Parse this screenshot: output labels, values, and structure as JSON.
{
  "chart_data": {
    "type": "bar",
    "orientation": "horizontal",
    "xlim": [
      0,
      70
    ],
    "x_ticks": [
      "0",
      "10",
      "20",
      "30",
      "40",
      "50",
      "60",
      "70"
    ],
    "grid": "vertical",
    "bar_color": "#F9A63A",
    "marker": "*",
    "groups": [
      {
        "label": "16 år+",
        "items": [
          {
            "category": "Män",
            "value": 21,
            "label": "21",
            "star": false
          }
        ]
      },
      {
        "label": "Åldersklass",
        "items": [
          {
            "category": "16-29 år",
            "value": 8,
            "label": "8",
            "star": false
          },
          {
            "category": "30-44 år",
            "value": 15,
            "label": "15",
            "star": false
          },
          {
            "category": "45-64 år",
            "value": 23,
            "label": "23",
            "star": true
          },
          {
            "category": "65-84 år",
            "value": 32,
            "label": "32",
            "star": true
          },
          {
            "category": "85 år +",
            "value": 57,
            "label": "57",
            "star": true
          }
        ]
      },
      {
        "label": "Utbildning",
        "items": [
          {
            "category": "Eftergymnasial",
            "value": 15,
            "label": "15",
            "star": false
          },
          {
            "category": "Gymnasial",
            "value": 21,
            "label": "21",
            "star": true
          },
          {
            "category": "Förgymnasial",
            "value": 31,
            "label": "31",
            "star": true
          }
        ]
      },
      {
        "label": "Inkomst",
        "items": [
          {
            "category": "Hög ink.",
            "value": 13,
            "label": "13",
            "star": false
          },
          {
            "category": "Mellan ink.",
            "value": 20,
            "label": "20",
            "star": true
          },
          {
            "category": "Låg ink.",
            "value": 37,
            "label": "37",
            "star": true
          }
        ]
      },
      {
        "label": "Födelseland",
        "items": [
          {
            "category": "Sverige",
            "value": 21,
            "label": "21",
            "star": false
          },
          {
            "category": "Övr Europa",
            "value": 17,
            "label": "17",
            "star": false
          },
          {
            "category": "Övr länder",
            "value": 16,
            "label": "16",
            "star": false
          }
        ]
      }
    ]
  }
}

━━━━━━

● Exercise prompt
All of the material must be reproduced exactly.

● Reply to the task
Parse this screenshot: output labels, values, and structure as JSON.
{
  "chart_data": {
    "type": "bar",
    "orientation": "horizontal",
    "xlim": [
      0,
      70
    ],
    "x_ticks": [
      "0",
      "10",
      "20",
      "30",
      "40",
      "50",
      "60",
      "70"
    ],
    "grid": "vertical",
    "bar_color": "#F9A63A",
    "marker": "*",
    "groups": [
      {
        "label": "16 år+",
        "items": [
          {
            "category": "Män",
            "value": 21,
            "label": "21",
            "star": false
          }
        ]
      },
      {
        "label": "Åldersklass",
        "items": [
          {
            "category": "16-29 år",
            "value": 8,
            "label": "8",
            "star": false
          },
          {
            "category": "30-44 år",
            "value": 15,
            "label": "15",
            "star": false
          },
          {
            "category": "45-64 år",
            "value": 23,
            "label": "23",
            "star": true
          },
          {
            "category": "65-84 år",
            "value": 32,
            "label": "32",
            "star": true
          },
          {
            "category": "85 år +",
            "value": 57,
            "label": "57",
            "star": true
          }
        ]
      },
      {
        "label": "Utbildning",
        "items": [
          {
            "category": "Eftergymnasial",
            "value": 15,
            "label": "15",
            "star": false
          },
          {
            "category": "Gymnasial",
            "value": 21,
            "label": "21",
            "star": true
          },
          {
            "category": "Förgymnasial",
            "value": 31,
            "label": "31",
            "star": true
          }
        ]
      },
      {
        "label": "Inkomst",
        "items": [
          {
            "category": "Hög ink.",
            "value": 13,
            "label": "13",
            "star": false
          },
          {
            "category": "Mellan ink.",
            "value": 20,
            "label": "20",
            "star": true
          },
          {
            "category": "Låg ink.",
            "value": 37,
            "label": "37",
            "star": true
          }
        ]
      },
      {
        "label": "Födelseland",
        "items": [
          {
            "category": "Sverige",
            "value": 21,
            "label": "21",
            "star": false
          },
          {
            "category": "Övr Europa",
            "value": 17,
            "label": "17",
            "star": false
          },
          {
            "category": "Övr länder",
            "value": 16,
            "label": "16",
            "star": false
          }
        ]
      }
    ]
  }
}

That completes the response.